[Start of Records to process]

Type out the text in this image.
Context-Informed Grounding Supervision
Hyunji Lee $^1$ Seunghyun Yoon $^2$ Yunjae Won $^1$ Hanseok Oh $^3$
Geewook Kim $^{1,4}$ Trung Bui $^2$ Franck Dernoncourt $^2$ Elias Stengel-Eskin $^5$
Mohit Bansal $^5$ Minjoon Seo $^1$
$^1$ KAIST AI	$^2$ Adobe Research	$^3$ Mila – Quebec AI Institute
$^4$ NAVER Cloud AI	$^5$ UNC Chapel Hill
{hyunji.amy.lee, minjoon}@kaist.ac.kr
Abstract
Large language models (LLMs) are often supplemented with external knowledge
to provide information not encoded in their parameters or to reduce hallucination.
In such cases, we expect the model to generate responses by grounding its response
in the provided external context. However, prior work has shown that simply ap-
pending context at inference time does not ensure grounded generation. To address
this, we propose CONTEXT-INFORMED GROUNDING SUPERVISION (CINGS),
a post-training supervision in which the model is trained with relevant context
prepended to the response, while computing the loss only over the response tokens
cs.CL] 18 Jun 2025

[End of Records to process]
[Start of Records to process]

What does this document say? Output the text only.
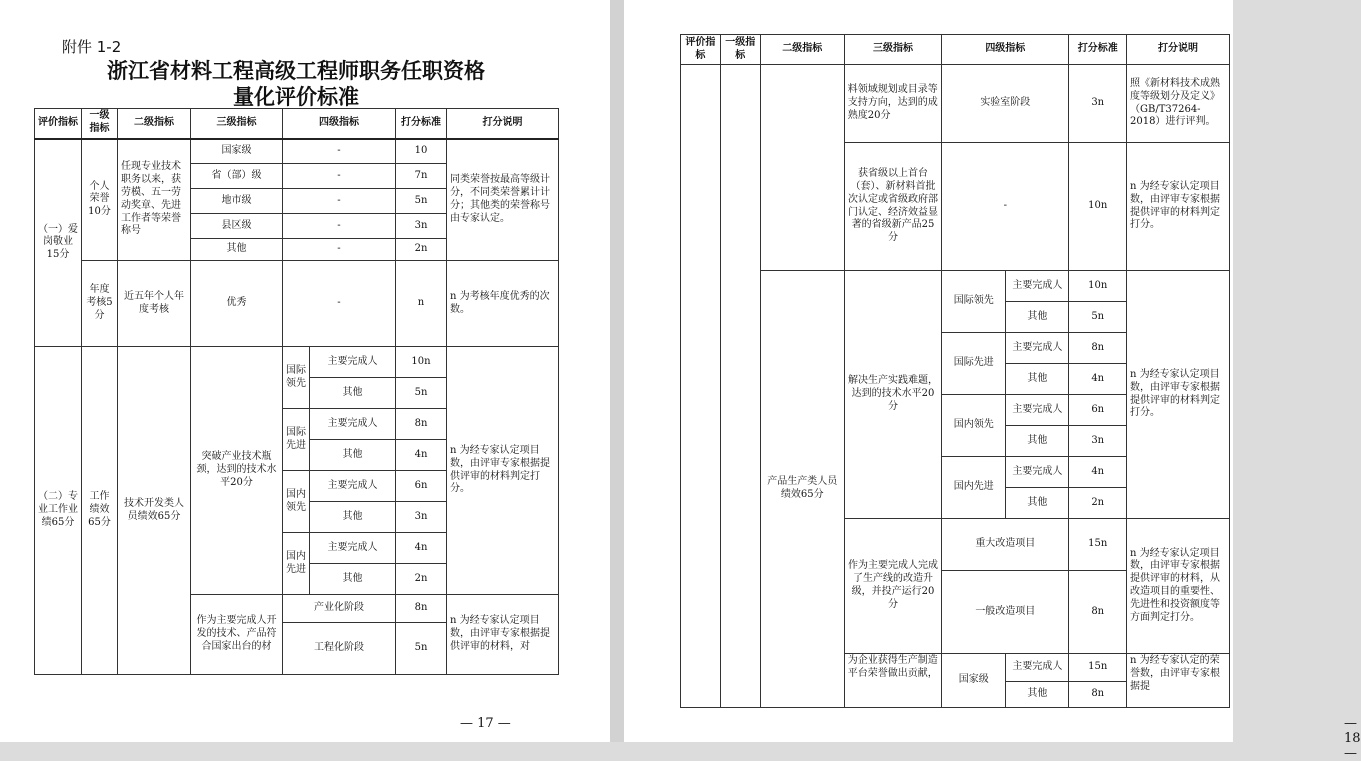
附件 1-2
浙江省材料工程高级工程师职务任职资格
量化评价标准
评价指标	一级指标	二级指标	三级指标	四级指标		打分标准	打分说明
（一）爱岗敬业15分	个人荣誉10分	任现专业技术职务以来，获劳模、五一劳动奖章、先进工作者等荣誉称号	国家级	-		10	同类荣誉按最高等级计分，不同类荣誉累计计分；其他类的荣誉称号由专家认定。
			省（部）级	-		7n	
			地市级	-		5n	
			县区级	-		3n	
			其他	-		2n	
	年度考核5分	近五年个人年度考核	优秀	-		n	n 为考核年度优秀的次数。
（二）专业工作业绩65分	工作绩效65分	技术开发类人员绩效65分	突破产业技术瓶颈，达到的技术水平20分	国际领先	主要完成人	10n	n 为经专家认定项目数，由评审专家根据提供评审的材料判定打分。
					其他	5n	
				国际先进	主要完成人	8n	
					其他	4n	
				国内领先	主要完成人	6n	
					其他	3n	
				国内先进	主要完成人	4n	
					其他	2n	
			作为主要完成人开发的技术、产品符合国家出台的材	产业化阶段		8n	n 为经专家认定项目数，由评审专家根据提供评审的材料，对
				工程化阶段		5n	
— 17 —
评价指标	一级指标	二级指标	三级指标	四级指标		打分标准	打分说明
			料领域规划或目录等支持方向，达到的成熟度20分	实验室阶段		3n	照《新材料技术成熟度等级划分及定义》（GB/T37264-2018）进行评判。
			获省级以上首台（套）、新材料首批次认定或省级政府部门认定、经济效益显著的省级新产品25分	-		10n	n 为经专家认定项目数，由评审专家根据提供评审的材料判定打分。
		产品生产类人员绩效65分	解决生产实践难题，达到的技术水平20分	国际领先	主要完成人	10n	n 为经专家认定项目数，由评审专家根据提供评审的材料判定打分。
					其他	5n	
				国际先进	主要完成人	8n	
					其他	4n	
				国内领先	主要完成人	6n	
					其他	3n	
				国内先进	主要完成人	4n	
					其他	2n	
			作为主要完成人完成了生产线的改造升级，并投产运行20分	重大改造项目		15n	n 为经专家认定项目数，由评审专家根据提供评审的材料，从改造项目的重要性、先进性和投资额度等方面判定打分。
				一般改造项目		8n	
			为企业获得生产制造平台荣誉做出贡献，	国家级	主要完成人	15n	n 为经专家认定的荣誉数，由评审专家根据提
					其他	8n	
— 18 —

[End of Records to process]
[Start of Records to process]

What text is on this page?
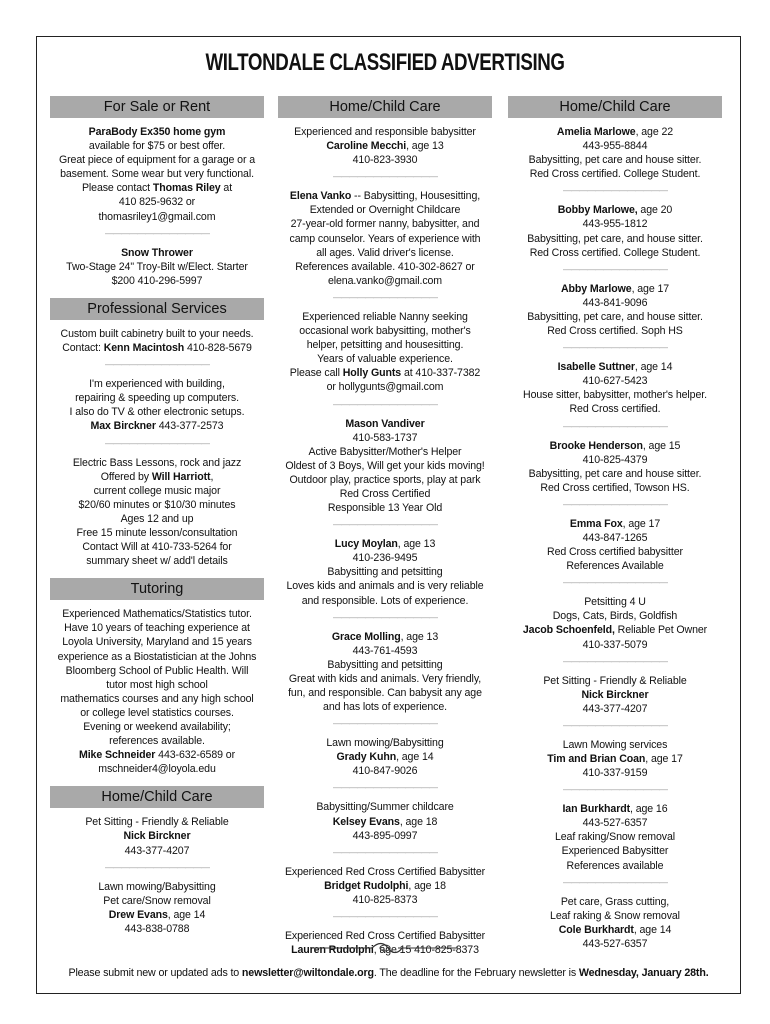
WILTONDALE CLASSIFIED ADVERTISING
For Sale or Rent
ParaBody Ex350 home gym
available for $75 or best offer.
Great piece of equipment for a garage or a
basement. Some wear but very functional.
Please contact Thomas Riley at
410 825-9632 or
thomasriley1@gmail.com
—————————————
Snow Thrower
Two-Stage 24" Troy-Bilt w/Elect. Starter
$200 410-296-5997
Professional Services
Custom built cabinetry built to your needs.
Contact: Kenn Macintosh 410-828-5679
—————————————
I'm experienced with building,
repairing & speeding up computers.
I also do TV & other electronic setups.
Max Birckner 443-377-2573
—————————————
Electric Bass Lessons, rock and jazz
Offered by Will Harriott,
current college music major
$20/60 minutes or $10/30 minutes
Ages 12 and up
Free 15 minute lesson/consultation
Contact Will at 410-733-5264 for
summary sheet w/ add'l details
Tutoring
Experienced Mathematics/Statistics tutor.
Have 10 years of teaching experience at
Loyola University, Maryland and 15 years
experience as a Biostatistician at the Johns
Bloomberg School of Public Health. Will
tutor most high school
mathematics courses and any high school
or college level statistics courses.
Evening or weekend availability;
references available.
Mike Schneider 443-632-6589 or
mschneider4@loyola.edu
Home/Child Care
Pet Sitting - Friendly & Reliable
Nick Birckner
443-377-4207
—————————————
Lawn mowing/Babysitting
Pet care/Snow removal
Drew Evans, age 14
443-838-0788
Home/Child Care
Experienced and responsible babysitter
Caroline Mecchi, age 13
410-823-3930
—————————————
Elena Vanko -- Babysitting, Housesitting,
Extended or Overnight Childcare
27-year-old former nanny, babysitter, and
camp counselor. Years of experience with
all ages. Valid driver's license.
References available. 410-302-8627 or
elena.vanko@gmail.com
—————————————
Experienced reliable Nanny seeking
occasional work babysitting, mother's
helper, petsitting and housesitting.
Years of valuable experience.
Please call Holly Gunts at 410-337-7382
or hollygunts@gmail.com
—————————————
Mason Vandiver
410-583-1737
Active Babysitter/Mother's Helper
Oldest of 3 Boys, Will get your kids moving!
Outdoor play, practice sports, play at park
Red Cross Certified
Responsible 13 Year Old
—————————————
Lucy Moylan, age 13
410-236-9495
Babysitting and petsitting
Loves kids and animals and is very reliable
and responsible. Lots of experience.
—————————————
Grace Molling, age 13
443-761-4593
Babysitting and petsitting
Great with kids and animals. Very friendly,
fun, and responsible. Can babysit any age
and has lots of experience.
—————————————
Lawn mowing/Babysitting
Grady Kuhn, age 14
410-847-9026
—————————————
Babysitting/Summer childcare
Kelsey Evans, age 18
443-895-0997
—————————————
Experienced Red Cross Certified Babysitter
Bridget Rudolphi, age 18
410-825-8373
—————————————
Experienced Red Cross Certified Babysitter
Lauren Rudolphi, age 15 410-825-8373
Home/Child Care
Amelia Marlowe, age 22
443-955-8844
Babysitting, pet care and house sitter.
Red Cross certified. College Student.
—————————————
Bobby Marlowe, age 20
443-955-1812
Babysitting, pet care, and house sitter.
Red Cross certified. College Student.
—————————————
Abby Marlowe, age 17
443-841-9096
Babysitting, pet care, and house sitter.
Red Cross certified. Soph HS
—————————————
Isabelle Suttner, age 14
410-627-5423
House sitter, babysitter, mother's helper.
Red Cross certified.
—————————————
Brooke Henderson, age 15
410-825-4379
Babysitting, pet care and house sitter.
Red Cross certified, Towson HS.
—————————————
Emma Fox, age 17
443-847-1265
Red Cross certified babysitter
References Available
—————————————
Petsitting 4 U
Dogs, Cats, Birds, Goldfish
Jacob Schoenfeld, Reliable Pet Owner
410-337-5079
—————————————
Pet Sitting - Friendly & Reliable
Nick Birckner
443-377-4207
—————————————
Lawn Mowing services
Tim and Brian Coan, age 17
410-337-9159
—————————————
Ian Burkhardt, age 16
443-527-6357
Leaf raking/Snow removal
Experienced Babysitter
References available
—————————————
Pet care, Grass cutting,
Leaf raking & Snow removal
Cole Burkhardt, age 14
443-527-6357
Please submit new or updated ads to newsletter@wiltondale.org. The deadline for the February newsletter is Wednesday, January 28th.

[End of Records to process]

**Instructions to follow**
Read the entries and pick out all lines that include the word "由评审专家根据提供评审的材料判定打分".

**Exercise solution**
（二）专业工作业绩65分	工作绩效65分	技术开发类人员绩效65分	突破产业技术瓶颈，达到的技术水平20分	国际领先	主要完成人	10n	n 为经专家认定项目数，由评审专家根据提供评审的材料判定打分。
			获省级以上首台（套）、新材料首批次认定或省级政府部门认定、经济效益显著的省级新产品25分	-		10n	n 为经专家认定项目数，由评审专家根据提供评审的材料判定打分。
		产品生产类人员绩效65分	解决生产实践难题，达到的技术水平20分	国际领先	主要完成人	10n	n 为经专家认定项目数，由评审专家根据提供评审的材料判定打分。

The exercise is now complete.